◆ Problem statement ◆
Among the lines of this listing, determine how many contain the string "title". Answer with the number only.

◆ Input records ◆
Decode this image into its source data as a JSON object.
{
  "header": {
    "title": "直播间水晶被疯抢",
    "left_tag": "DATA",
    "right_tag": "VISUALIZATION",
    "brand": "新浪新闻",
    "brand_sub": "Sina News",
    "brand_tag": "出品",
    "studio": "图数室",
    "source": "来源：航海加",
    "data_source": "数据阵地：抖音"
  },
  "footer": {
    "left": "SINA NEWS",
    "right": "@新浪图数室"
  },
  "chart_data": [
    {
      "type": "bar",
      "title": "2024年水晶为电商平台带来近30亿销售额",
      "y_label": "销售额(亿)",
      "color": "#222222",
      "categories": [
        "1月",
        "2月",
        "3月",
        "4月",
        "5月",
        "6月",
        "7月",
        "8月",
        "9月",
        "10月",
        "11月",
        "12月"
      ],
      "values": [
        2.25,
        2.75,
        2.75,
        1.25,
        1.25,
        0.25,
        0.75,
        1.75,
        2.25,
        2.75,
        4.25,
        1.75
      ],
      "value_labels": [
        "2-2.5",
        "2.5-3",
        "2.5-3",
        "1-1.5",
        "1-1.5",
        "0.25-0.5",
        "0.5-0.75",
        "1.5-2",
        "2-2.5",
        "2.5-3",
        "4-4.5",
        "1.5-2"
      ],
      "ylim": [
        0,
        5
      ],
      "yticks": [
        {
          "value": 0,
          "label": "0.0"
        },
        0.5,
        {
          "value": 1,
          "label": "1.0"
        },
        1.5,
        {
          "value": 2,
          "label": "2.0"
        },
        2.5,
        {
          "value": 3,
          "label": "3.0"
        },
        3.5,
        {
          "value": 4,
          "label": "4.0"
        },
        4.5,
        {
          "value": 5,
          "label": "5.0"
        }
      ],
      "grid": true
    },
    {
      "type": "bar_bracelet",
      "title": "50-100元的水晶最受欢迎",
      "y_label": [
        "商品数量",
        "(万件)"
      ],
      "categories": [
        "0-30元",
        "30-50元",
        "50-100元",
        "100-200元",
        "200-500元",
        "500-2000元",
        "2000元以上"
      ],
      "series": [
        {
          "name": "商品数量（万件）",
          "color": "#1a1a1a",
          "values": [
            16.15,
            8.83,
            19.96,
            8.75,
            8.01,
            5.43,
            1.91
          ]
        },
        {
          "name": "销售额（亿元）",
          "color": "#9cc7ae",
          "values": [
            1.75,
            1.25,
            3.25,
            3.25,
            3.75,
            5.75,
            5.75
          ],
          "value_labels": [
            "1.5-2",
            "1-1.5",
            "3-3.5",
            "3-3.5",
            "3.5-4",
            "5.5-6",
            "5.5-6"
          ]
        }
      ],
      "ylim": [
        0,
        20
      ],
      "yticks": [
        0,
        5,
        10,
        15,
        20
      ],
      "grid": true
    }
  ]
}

◆ The output ◆
3